> **The request**:
Quote each line of the material verbatim, without the pictures.

> **Input data**:
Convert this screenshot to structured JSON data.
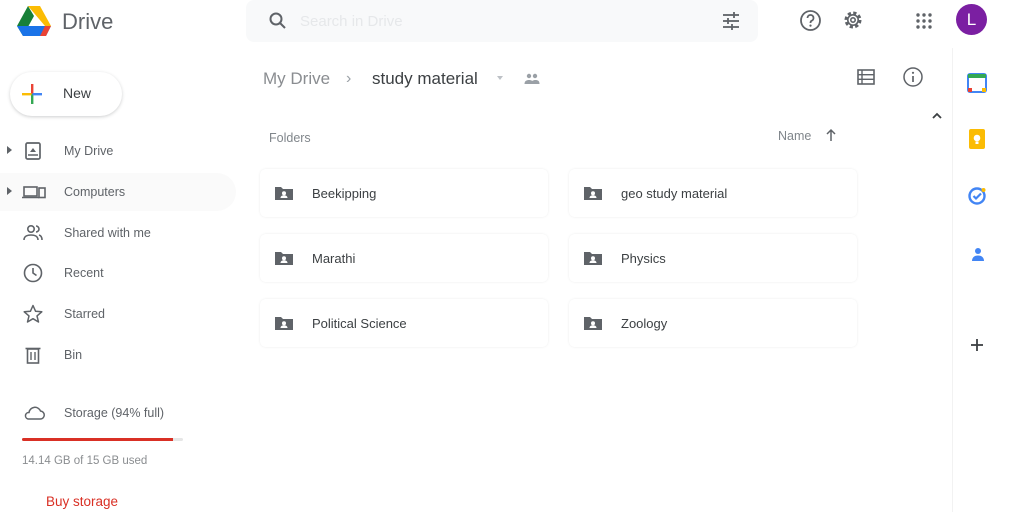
{
  "app": {
    "name": "Drive",
    "brand_colors": {
      "green": "#188038",
      "yellow": "#fbbc04",
      "blue": "#1a73e8",
      "red": "#d93025"
    }
  },
  "header": {
    "search_placeholder": "Search in Drive",
    "icons": [
      "search-icon",
      "tune-icon",
      "help-icon",
      "gear-icon",
      "apps-icon"
    ],
    "avatar_letter": "L",
    "avatar_color": "#7b1fa2"
  },
  "sidebar": {
    "new_label": "New",
    "items": [
      {
        "label": "My Drive",
        "icon": "my-drive-icon",
        "expandable": true
      },
      {
        "label": "Computers",
        "icon": "computers-icon",
        "expandable": true
      },
      {
        "label": "Shared with me",
        "icon": "shared-icon",
        "expandable": false
      },
      {
        "label": "Recent",
        "icon": "clock-icon",
        "expandable": false
      },
      {
        "label": "Starred",
        "icon": "star-icon",
        "expandable": false
      },
      {
        "label": "Bin",
        "icon": "bin-icon",
        "expandable": false
      },
      {
        "label": "Storage (94% full)",
        "icon": "cloud-icon",
        "expandable": false
      }
    ],
    "storage": {
      "fraction_used": 0.94,
      "used_text": "14.14 GB of 15 GB used",
      "bar_color": "#d93025"
    },
    "buy_storage_label": "Buy storage"
  },
  "main": {
    "breadcrumb": {
      "root": "My Drive",
      "separator": "›",
      "current": "study material"
    },
    "section_label": "Folders",
    "sort": {
      "label": "Name",
      "direction": "ascending"
    },
    "folders": [
      {
        "name": "Beekipping"
      },
      {
        "name": "geo study material"
      },
      {
        "name": "Marathi"
      },
      {
        "name": "Physics"
      },
      {
        "name": "Political Science"
      },
      {
        "name": "Zoology"
      }
    ]
  },
  "side_panel": {
    "apps": [
      "calendar-icon",
      "keep-icon",
      "tasks-icon",
      "contacts-icon",
      "add-addon-icon"
    ]
  }
}
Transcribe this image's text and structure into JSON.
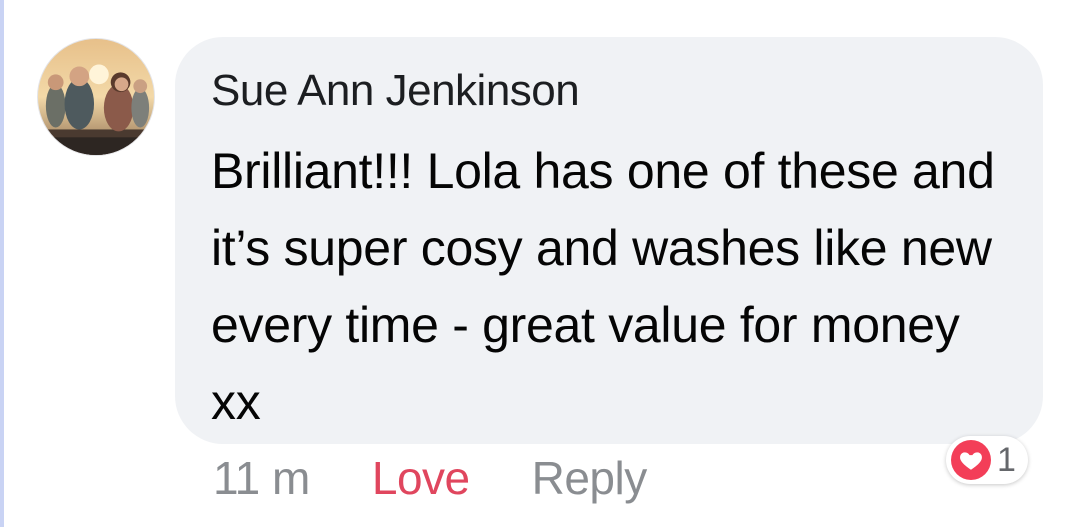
{
  "comment": {
    "author": "Sue Ann Jenkinson",
    "text": "Brilliant!!! Lola has one of these and it’s super cosy and washes like new every time - great value for money xx",
    "timestamp": "11 m",
    "love_label": "Love",
    "reply_label": "Reply",
    "reaction": {
      "icon": "heart-icon",
      "count": "1",
      "color": "#f33e58"
    }
  },
  "colors": {
    "bubble_bg": "#f0f2f5",
    "love_active": "#e0465e",
    "muted": "#8a8d91",
    "thread_line": "#c9d3f4"
  }
}
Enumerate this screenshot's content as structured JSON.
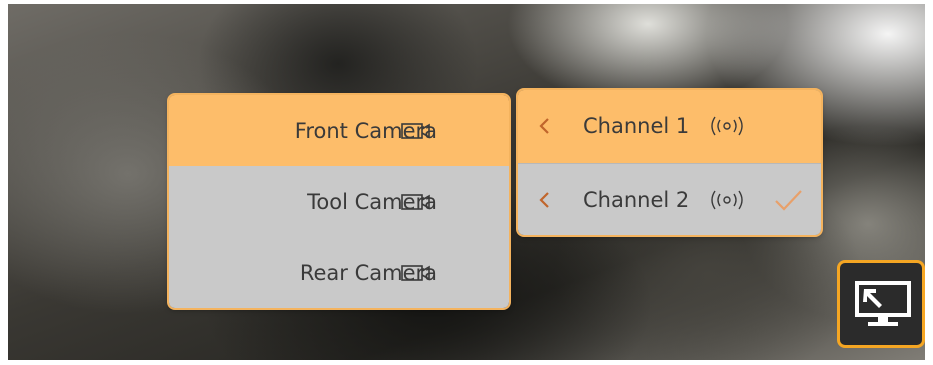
{
  "video": {
    "description_icon": "camera-feed"
  },
  "cameras": [
    {
      "label": "Front Camera",
      "icon": "video-camera-icon",
      "state": "selected"
    },
    {
      "label": "Tool Camera",
      "icon": "video-camera-icon",
      "state": "unselected"
    },
    {
      "label": "Rear Camera",
      "icon": "video-camera-icon",
      "state": "unselected"
    }
  ],
  "channels": [
    {
      "label": "Channel 1",
      "icon": "radio-signal-icon",
      "checked": false,
      "state": "highlighted"
    },
    {
      "label": "Channel 2",
      "icon": "radio-signal-icon",
      "checked": true,
      "state": "unselected"
    }
  ],
  "cast_button": {
    "icon": "screen-cast-icon"
  },
  "colors": {
    "accent": "#fdbd6a",
    "border": "#f4b35e",
    "inactive": "#c9c9c9",
    "cast_border": "#f5a623"
  }
}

> **Exercise result**:
Convert this screenshot to structured JSON data.
{
  "app": {
    "name": "Drive",
    "brand_colors": {
      "green": "#188038",
      "yellow": "#fbbc04",
      "blue": "#1a73e8",
      "red": "#d93025"
    }
  },
  "header": {
    "search_placeholder": "Search in Drive",
    "icons": [
      "search-icon",
      "tune-icon",
      "help-icon",
      "gear-icon",
      "apps-icon"
    ],
    "avatar_letter": "L",
    "avatar_color": "#7b1fa2"
  },
  "sidebar": {
    "new_label": "New",
    "items": [
      {
        "label": "My Drive",
        "icon": "my-drive-icon",
        "expandable": true
      },
      {
        "label": "Computers",
        "icon": "computers-icon",
        "expandable": true
      },
      {
        "label": "Shared with me",
        "icon": "shared-icon",
        "expandable": false
      },
      {
        "label": "Recent",
        "icon": "clock-icon",
        "expandable": false
      },
      {
        "label": "Starred",
        "icon": "star-icon",
        "expandable": false
      },
      {
        "label": "Bin",
        "icon": "bin-icon",
        "expandable": false
      },
      {
        "label": "Storage (94% full)",
        "icon": "cloud-icon",
        "expandable": false
      }
    ],
    "storage": {
      "fraction_used": 0.94,
      "used_text": "14.14 GB of 15 GB used",
      "bar_color": "#d93025"
    },
    "buy_storage_label": "Buy storage"
  },
  "main": {
    "breadcrumb": {
      "root": "My Drive",
      "separator": "›",
      "current": "study material"
    },
    "section_label": "Folders",
    "sort": {
      "label": "Name",
      "direction": "ascending"
    },
    "folders": [
      {
        "name": "Beekipping"
      },
      {
        "name": "geo study material"
      },
      {
        "name": "Marathi"
      },
      {
        "name": "Physics"
      },
      {
        "name": "Political Science"
      },
      {
        "name": "Zoology"
      }
    ]
  },
  "side_panel": {
    "apps": [
      "calendar-icon",
      "keep-icon",
      "tasks-icon",
      "contacts-icon",
      "add-addon-icon"
    ]
  }
}
Transcribe this image's text and structure into JSON.
{
  "comment": {
    "author": "Sue Ann Jenkinson",
    "text": "Brilliant!!! Lola has one of these and it’s super cosy and washes like new every time - great value for money xx",
    "timestamp": "11 m",
    "love_label": "Love",
    "reply_label": "Reply",
    "reaction": {
      "icon": "heart-icon",
      "count": "1",
      "color": "#f33e58"
    }
  },
  "colors": {
    "bubble_bg": "#f0f2f5",
    "love_active": "#e0465e",
    "muted": "#8a8d91",
    "thread_line": "#c9d3f4"
  }
}
Enumerate this screenshot's content as structured JSON.
{
  "video": {
    "description_icon": "camera-feed"
  },
  "cameras": [
    {
      "label": "Front Camera",
      "icon": "video-camera-icon",
      "state": "selected"
    },
    {
      "label": "Tool Camera",
      "icon": "video-camera-icon",
      "state": "unselected"
    },
    {
      "label": "Rear Camera",
      "icon": "video-camera-icon",
      "state": "unselected"
    }
  ],
  "channels": [
    {
      "label": "Channel 1",
      "icon": "radio-signal-icon",
      "checked": false,
      "state": "highlighted"
    },
    {
      "label": "Channel 2",
      "icon": "radio-signal-icon",
      "checked": true,
      "state": "unselected"
    }
  ],
  "cast_button": {
    "icon": "screen-cast-icon"
  },
  "colors": {
    "accent": "#fdbd6a",
    "border": "#f4b35e",
    "inactive": "#c9c9c9",
    "cast_border": "#f5a623"
  }
}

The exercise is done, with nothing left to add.